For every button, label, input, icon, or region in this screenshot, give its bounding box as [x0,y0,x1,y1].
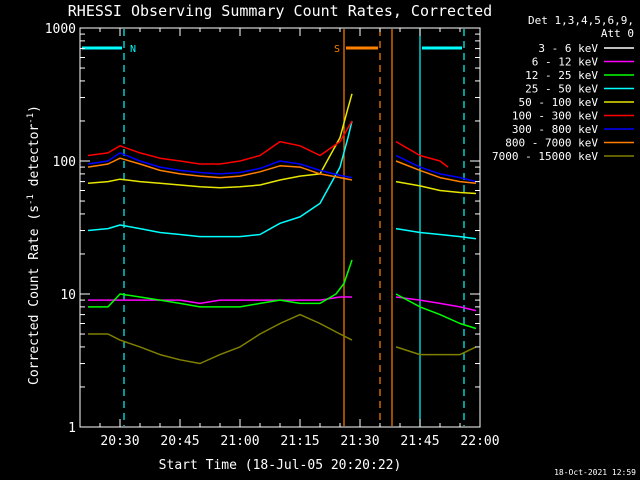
series-line [395,227,477,240]
legend-header-line2: Att 0 [601,27,634,40]
x-tick-label: 21:45 [400,434,439,449]
legend-label: 50 - 100 keV [519,96,599,109]
series-line [395,296,477,312]
legend-label: 800 - 7000 keV [505,137,598,150]
legend-header-line1: Det 1,3,4,5,6,9, [528,14,634,27]
series-line [88,259,353,308]
series-lines [87,93,477,365]
y-axis-label-sup2: -1 [26,113,36,124]
series-line [87,120,353,165]
legend-label: 12 - 25 keV [525,69,598,82]
y-tick-label: 10 [60,288,76,303]
legend-label: 7000 - 15000 keV [492,150,598,163]
legend-label: 300 - 800 keV [512,123,598,136]
series-line [395,293,477,330]
series-line [87,93,353,189]
legend-label: 100 - 300 keV [512,110,598,123]
x-tick-label: 22:00 [460,434,499,449]
axes: 1 10 100 1000 20:30 20:45 21:00 21:15 21:30 21:45… [45,22,500,449]
y-axis-label: Corrected Count Rate (s-1 detector-1) [26,105,42,385]
chart-title: RHESSI Observing Summary Count Rates, Co… [68,2,492,20]
series-line [87,152,353,179]
series-line [87,120,353,238]
x-tick-label: 21:00 [220,434,259,449]
x-tick-label: 21:30 [340,434,379,449]
series-line [395,154,477,183]
legend-label: 6 - 12 keV [532,56,599,69]
y-axis-label-part3: ) [27,105,42,113]
series-line [395,140,449,168]
flag-label: S [334,44,340,55]
series-line [88,313,353,365]
y-tick-label: 1 [68,421,76,436]
legend-label: 25 - 50 keV [525,83,598,96]
x-tick-label: 20:30 [100,434,139,449]
y-axis-label-part1: Corrected Count Rate (s [27,205,42,385]
x-tick-label: 21:15 [280,434,319,449]
series-line [87,157,353,181]
x-tick-label: 20:45 [160,434,199,449]
flag-label: N [130,44,136,55]
x-axis-label: Start Time (18-Jul-05 20:20:22) [159,458,402,473]
series-line [395,180,477,195]
y-tick-label: 1000 [45,22,76,37]
y-axis-label-part2: detector [27,124,42,195]
series-line [88,296,352,305]
footer-date: 18-Oct-2021 12:59 [554,468,636,477]
series-line [395,160,477,185]
y-tick-label: 100 [53,155,76,170]
y-axis-label-sup1: -1 [26,194,36,205]
legend-label: 3 - 6 keV [538,42,598,55]
series-line [395,346,477,356]
mode-lines [123,29,465,426]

+===+

- Given problem
How many of the rows above contain the string "flag" (case-sensitive)? Give only the number.

- Reply to the exercise
2